## BEGIN Passage shown

I understand that renewables costs and storage costs have declined
dramatically lately and will probably continue to do so at least for a while
longer, but that's only half the story. There are subsidy issues and premature
end-of-life issues and reliability/deliverability/supply-demand issues and so
on. But the biggest issue has to do with that 25% thing, where in reality
you're potentially going to have to massively overbuild your wind and solar if
you expect those to deliver as promised.(1) And even then you're probably
going to have to deal with storage costs, too, be that battery or pumped hydro
or whatever. So any claims that renewables are "super cheap" (cheaper than
existing power-generating facilities) right now are basically bogus, if you
look at the overall picture. Renewables still have a long way to go to fulfill
their promises, in other words, if they ever actually even come close to doing
so. I could give you local, real-world examples of this stuff if you want, but
I don't want to bore you.

## END Passage shown
## BEGIN Material provided

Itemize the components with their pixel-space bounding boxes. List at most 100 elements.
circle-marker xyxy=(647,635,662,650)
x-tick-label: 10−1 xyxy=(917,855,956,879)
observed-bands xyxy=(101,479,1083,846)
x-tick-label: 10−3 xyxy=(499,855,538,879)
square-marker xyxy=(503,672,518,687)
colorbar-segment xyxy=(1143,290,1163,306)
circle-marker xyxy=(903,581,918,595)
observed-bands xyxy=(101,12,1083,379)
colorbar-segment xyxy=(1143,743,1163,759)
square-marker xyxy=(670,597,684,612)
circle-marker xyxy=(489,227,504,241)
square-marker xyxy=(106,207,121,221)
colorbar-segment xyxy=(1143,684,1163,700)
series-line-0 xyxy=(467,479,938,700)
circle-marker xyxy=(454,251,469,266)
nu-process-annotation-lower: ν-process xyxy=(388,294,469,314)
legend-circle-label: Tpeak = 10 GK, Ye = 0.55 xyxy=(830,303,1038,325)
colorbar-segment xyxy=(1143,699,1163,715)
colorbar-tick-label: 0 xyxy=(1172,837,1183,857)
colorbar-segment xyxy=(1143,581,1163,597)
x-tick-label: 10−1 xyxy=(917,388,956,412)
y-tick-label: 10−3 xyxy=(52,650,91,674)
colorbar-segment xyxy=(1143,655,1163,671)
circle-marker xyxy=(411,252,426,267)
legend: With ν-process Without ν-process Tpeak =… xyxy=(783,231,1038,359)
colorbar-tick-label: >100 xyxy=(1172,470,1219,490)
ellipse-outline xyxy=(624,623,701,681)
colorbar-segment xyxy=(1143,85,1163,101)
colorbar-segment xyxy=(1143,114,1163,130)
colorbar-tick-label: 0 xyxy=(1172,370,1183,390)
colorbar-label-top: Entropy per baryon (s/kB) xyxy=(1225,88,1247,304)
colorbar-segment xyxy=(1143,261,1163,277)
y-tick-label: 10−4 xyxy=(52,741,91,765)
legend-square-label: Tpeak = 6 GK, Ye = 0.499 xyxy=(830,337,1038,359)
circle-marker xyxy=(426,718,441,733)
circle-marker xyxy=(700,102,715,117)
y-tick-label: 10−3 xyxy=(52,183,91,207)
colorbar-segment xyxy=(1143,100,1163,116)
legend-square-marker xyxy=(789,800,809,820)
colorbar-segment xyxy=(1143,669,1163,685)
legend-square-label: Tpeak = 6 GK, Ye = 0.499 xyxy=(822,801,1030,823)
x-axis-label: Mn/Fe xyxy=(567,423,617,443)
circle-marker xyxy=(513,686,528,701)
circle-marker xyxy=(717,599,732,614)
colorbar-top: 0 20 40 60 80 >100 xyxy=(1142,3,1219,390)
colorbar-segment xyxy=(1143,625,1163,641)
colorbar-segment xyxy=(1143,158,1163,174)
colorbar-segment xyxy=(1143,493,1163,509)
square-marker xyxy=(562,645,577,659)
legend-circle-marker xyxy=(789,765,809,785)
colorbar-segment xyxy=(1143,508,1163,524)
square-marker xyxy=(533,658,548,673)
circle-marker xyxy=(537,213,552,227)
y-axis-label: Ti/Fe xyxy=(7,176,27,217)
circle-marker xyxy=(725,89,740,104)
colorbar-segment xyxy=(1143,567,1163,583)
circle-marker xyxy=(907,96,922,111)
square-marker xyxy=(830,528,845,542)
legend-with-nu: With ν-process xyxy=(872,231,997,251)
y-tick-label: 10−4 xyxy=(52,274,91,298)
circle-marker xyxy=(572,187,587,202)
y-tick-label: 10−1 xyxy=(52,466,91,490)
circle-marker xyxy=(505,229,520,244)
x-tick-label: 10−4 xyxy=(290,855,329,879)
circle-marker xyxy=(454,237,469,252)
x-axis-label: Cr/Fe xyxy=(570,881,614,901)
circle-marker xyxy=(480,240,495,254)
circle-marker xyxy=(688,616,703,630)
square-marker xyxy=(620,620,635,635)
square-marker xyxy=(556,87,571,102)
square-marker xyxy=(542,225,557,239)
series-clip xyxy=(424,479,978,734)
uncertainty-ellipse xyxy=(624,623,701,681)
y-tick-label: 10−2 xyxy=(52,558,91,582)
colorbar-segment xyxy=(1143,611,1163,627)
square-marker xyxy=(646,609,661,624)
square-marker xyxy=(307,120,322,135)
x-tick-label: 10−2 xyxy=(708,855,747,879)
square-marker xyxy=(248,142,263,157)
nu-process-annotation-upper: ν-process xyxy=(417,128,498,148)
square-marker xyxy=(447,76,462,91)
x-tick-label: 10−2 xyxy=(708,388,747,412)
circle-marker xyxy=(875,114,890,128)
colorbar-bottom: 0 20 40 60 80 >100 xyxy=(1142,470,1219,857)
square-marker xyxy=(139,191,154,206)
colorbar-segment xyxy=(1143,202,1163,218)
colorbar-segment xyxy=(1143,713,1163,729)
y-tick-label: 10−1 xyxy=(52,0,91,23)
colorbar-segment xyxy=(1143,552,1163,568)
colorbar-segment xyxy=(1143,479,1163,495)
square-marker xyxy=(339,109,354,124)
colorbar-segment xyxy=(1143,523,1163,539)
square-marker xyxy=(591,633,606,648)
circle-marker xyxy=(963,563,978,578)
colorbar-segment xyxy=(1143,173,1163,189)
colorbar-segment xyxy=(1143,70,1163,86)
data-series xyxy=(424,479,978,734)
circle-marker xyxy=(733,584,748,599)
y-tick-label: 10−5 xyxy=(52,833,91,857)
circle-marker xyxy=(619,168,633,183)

## END Material provided

Tasks and exercises —
• A. List the issues that the renewables passage names in the sentence beginning "There are subsidy issues".
• B. Copy the listing from its first line through the line with "colorbar-tick-label: 0 xyxy=(1172,370,1183,390)", keeping both of those lines.

Worked solutions —
• A.
subsidy issues
premature end-of-life issues
reliability/deliverability/supply-demand issues

• B.
Itemize the components with their pixel-space bounding boxes. List at most 100 elements.
circle-marker xyxy=(647,635,662,650)
x-tick-label: 10−1 xyxy=(917,855,956,879)
observed-bands xyxy=(101,479,1083,846)
x-tick-label: 10−3 xyxy=(499,855,538,879)
square-marker xyxy=(503,672,518,687)
colorbar-segment xyxy=(1143,290,1163,306)
circle-marker xyxy=(903,581,918,595)
observed-bands xyxy=(101,12,1083,379)
colorbar-segment xyxy=(1143,743,1163,759)
square-marker xyxy=(670,597,684,612)
circle-marker xyxy=(489,227,504,241)
square-marker xyxy=(106,207,121,221)
colorbar-segment xyxy=(1143,684,1163,700)
series-line-0 xyxy=(467,479,938,700)
circle-marker xyxy=(454,251,469,266)
nu-process-annotation-lower: ν-process xyxy=(388,294,469,314)
legend-circle-label: Tpeak = 10 GK, Ye = 0.55 xyxy=(830,303,1038,325)
colorbar-segment xyxy=(1143,699,1163,715)
colorbar-tick-label: 0 xyxy=(1172,837,1183,857)
colorbar-segment xyxy=(1143,581,1163,597)
x-tick-label: 10−1 xyxy=(917,388,956,412)
y-tick-label: 10−3 xyxy=(52,650,91,674)
colorbar-segment xyxy=(1143,655,1163,671)
circle-marker xyxy=(411,252,426,267)
legend: With ν-process Without ν-process Tpeak =… xyxy=(783,231,1038,359)
colorbar-tick-label: >100 xyxy=(1172,470,1219,490)
ellipse-outline xyxy=(624,623,701,681)
colorbar-segment xyxy=(1143,85,1163,101)
colorbar-segment xyxy=(1143,114,1163,130)
colorbar-tick-label: 0 xyxy=(1172,370,1183,390)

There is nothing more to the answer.